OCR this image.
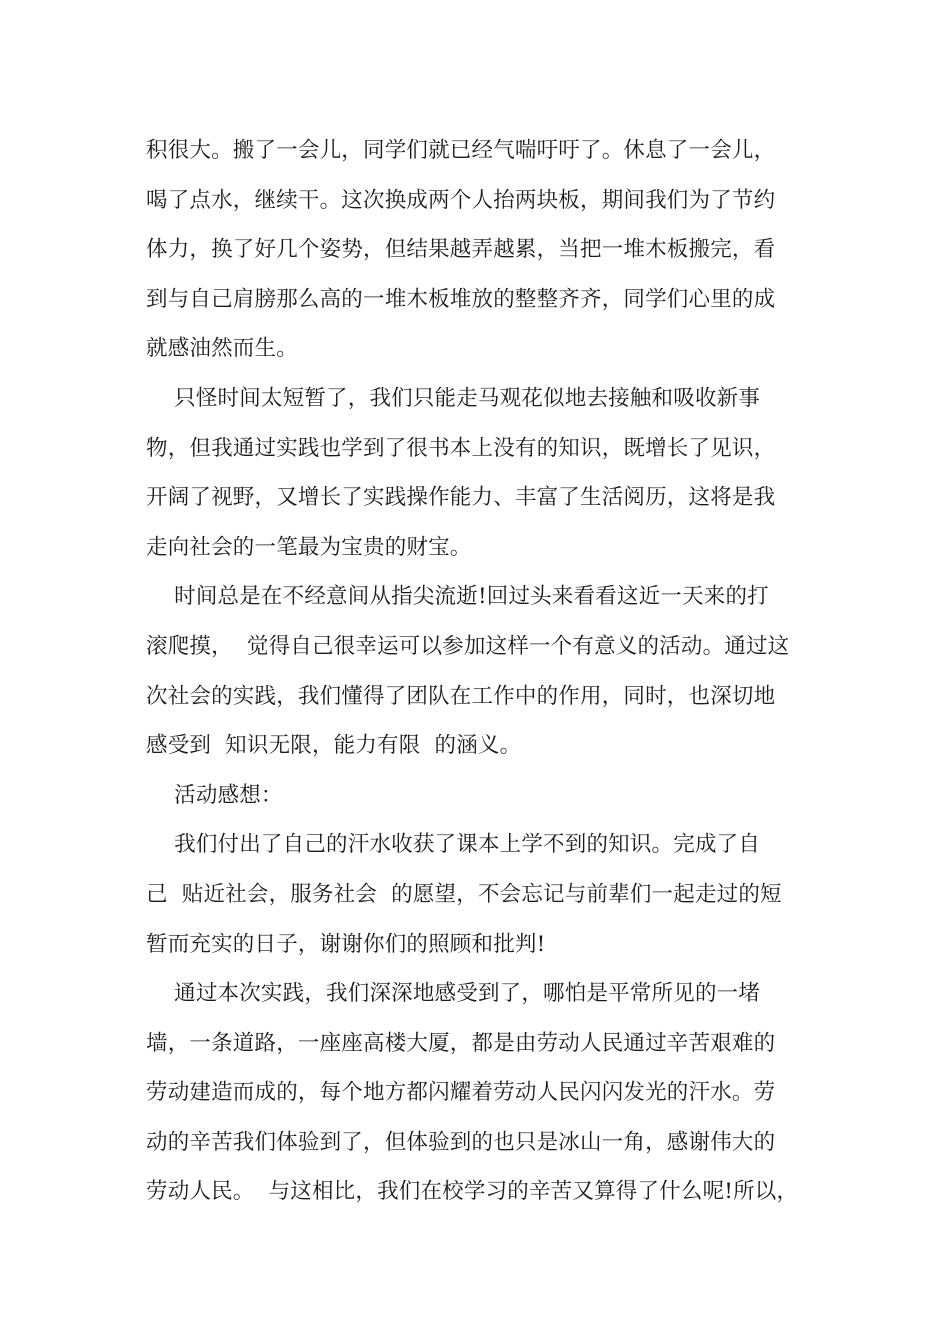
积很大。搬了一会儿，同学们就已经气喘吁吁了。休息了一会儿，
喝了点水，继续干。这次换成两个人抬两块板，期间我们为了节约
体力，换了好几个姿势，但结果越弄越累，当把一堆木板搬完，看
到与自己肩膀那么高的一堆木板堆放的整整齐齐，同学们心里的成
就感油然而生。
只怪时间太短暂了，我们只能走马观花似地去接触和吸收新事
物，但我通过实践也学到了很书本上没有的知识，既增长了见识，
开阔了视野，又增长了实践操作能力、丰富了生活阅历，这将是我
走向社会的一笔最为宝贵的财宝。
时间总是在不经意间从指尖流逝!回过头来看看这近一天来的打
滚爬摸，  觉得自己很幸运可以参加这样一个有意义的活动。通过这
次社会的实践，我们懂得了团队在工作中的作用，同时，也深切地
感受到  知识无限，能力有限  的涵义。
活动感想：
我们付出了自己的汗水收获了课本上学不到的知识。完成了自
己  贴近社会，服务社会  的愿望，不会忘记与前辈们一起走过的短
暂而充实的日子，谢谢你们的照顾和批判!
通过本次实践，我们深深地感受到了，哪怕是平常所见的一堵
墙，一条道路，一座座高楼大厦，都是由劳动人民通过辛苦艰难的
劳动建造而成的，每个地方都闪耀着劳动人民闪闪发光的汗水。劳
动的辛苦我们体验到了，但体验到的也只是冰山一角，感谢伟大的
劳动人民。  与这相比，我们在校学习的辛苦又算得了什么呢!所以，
================
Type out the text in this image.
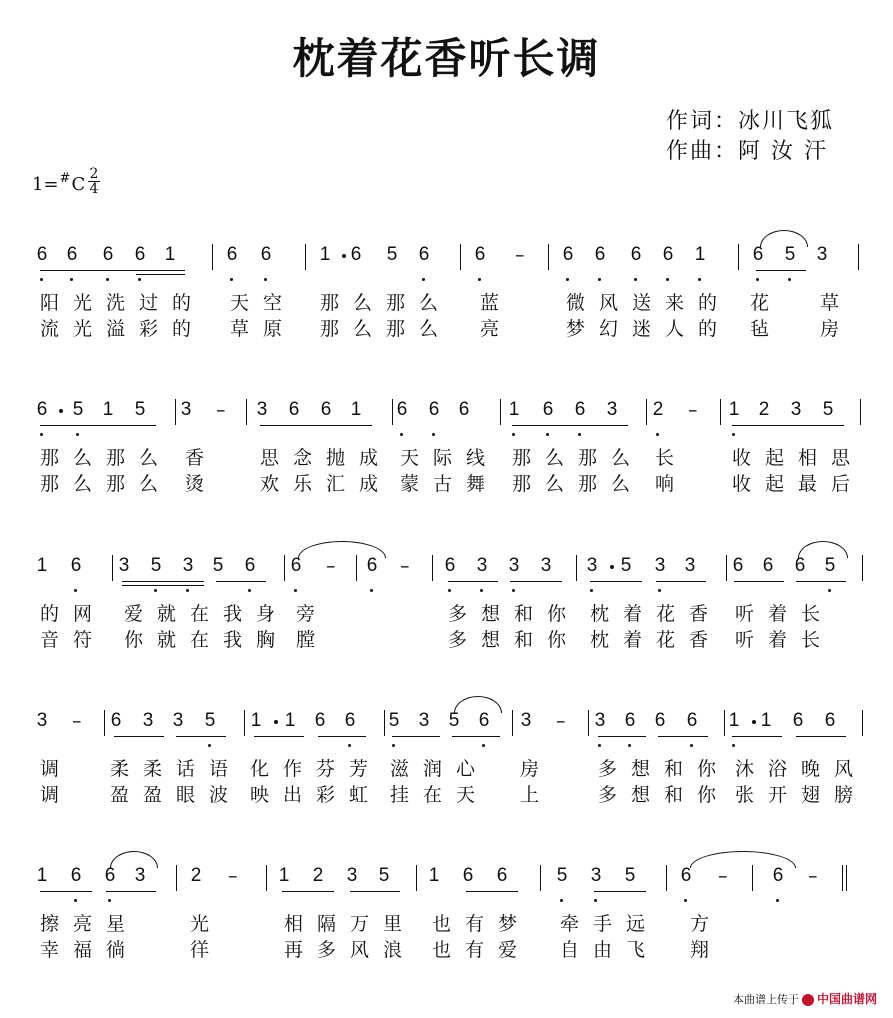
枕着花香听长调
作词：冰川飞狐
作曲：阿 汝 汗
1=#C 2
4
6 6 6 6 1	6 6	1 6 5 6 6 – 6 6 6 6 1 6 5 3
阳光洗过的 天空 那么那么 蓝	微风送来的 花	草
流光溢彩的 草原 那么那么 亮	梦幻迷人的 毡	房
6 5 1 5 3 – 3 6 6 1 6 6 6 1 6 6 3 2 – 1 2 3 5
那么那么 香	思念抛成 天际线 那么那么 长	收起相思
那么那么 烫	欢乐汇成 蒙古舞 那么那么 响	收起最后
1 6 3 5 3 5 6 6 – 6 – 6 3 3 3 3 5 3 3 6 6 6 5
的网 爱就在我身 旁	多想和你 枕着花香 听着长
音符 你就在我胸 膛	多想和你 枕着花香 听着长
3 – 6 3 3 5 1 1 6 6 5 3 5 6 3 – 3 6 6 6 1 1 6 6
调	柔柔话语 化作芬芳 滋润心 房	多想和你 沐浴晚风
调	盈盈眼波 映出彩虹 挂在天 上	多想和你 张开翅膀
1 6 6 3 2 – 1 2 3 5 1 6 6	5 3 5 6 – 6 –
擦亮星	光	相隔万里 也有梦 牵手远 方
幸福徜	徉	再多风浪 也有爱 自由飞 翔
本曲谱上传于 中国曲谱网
================
* _Your instructions_:
Copy every line above in which the string "那么那么" shows up.

* _Output_:
阳光洗过的 天空 那么那么 蓝	微风送来的 花	草
流光溢彩的 草原 那么那么 亮	梦幻迷人的 毡	房
那么那么 香	思念抛成 天际线 那么那么 长	收起相思
那么那么 烫	欢乐汇成 蒙古舞 那么那么 响	收起最后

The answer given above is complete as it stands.